**Extract provided:**
The American College of Chest Physicians released updated guidelines last week on antithrombotic therapy in patients with atrial fibrillation.
The guidelines are based on systematic reviews and meta-analyses of the literature published since development of the previous guidelines, which were published in 2012. Overall quality of the evidence was assessed by using the GRADE (Grading of Recommendations, Assessment, Development, and Evaluation) approach, and recommendations were finalized based on the consensus of the expert panel. The guidelines were published Aug. 22 by CHEST and are available free of charge online.
The guidelines include 60 recommendation statements for patients at varying levels of stroke risk and for several clinical scenarios in the areas of stroke risk, bleeding risk, antithrombotic therapy and other methods of stroke prevention, adjusted-dose oral vitamin K antagonist (VKA) therapy, and management of bleeding on oral anticoagulation, among other topics. In a press release, the American College of Chest Physicians identified the following as key recommendations that differed from previous guidelines:
- No antithrombotic therapy is suggested in patients with atrial fibrillation without valvular heart disease, including those with paroxysmal atrial fibrillation who are at low stroke risk as determined by standardized risk assessment (i.e. CHA2DS2-VASc score).

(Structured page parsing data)
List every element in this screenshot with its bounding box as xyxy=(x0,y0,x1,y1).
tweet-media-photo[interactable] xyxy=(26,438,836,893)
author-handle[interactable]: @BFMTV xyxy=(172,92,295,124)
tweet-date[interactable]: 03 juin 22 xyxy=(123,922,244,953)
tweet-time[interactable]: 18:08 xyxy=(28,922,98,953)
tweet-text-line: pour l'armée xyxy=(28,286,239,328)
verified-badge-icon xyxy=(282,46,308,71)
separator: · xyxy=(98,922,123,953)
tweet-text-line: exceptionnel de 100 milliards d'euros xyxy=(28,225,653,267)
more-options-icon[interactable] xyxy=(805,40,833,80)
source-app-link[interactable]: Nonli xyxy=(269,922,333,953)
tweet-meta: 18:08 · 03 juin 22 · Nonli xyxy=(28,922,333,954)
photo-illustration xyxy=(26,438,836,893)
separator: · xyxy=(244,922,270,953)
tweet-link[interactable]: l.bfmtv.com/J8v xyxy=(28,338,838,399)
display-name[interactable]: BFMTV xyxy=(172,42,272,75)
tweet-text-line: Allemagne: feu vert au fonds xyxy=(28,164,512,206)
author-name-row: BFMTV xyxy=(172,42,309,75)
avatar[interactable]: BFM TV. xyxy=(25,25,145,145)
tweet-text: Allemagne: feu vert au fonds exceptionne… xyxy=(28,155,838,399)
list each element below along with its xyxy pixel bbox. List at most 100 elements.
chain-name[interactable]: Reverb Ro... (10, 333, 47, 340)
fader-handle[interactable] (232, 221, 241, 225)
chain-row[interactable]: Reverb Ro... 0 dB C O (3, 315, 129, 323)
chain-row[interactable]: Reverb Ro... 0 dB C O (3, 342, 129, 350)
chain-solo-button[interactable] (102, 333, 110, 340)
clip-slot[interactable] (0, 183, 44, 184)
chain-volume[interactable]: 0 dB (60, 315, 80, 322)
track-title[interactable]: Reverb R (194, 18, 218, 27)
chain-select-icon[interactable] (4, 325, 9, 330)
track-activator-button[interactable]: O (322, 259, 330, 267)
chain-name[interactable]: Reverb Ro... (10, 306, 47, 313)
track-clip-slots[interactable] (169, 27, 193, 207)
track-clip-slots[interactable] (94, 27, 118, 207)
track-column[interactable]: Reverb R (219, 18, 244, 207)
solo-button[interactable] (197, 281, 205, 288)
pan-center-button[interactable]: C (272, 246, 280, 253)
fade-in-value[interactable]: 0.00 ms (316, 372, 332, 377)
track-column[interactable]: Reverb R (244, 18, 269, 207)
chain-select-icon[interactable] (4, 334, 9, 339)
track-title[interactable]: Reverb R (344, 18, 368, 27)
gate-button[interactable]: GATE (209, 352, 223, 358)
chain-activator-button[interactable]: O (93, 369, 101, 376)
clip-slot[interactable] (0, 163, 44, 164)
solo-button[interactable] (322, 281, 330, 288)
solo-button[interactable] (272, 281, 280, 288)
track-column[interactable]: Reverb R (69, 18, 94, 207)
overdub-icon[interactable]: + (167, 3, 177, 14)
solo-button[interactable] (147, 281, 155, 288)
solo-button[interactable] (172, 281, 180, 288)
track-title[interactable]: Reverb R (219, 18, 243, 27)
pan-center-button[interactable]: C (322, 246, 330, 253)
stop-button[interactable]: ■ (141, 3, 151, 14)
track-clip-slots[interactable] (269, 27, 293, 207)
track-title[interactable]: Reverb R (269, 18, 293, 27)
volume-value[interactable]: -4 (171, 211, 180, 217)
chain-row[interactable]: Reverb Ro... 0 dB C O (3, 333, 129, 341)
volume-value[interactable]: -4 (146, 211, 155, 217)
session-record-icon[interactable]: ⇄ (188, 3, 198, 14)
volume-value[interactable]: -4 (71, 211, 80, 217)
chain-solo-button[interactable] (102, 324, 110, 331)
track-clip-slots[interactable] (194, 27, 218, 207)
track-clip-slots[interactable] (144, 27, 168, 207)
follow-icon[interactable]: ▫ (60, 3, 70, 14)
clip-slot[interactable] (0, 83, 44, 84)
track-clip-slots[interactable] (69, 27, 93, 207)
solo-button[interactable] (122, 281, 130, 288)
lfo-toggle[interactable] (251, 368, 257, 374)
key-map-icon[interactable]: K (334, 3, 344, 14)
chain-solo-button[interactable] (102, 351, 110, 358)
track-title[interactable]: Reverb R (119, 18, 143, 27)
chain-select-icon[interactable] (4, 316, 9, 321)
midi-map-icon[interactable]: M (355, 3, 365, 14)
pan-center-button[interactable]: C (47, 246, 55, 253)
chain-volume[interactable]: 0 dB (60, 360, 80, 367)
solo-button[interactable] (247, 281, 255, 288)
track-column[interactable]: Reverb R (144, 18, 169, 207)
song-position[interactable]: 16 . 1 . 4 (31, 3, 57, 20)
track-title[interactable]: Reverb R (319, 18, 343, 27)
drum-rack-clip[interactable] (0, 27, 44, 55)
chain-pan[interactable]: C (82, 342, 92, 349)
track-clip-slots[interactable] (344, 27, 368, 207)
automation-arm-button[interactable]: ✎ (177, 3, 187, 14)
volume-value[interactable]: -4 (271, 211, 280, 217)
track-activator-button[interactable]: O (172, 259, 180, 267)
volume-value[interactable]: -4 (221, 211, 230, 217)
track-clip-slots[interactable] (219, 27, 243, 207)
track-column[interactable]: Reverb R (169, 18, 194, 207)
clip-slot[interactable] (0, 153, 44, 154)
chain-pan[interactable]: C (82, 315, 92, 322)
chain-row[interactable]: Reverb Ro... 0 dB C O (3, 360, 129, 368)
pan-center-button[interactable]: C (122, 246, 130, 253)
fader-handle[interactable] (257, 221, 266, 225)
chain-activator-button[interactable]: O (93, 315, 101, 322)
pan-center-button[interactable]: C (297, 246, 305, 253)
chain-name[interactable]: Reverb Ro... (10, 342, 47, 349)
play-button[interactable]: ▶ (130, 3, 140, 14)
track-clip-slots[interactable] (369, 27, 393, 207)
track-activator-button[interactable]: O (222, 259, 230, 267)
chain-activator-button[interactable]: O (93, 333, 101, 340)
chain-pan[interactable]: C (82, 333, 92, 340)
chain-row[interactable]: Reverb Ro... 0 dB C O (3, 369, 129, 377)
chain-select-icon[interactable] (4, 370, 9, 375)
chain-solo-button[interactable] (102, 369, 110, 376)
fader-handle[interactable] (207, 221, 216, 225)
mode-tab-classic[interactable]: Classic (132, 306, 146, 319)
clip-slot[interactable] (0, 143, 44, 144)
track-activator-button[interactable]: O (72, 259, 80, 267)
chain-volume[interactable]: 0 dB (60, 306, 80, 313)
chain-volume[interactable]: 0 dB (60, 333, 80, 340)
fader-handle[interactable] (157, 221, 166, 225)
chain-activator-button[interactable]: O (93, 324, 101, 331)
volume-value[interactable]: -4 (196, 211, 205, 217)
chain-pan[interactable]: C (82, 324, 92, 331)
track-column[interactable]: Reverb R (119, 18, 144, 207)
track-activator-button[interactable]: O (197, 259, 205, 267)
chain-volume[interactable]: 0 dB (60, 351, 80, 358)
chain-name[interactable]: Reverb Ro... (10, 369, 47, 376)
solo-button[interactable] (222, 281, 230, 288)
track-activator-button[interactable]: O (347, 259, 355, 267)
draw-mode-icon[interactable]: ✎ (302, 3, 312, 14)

**Problem to solve:**
Rewrite the atrial fibrillation guidelines text from "The guidelines include" up to and including "(i.e. CHA2DS2-VASc score).", putting "risk of stroke" wherever "stroke risk" appears.

**Exercise result:**
The guidelines include 60 recommendation statements for patients at varying levels of risk of stroke and for several clinical scenarios in the areas of risk of stroke, bleeding risk, antithrombotic therapy and other methods of stroke prevention, adjusted-dose oral vitamin K antagonist (VKA) therapy, and management of bleeding on oral anticoagulation, among other topics. In a press release, the American College of Chest Physicians identified the following as key recommendations that differed from previous guidelines:
- No antithrombotic therapy is suggested in patients with atrial fibrillation without valvular heart disease, including those with paroxysmal atrial fibrillation who are at low risk of stroke as determined by standardized risk assessment (i.e. CHA2DS2-VASc score).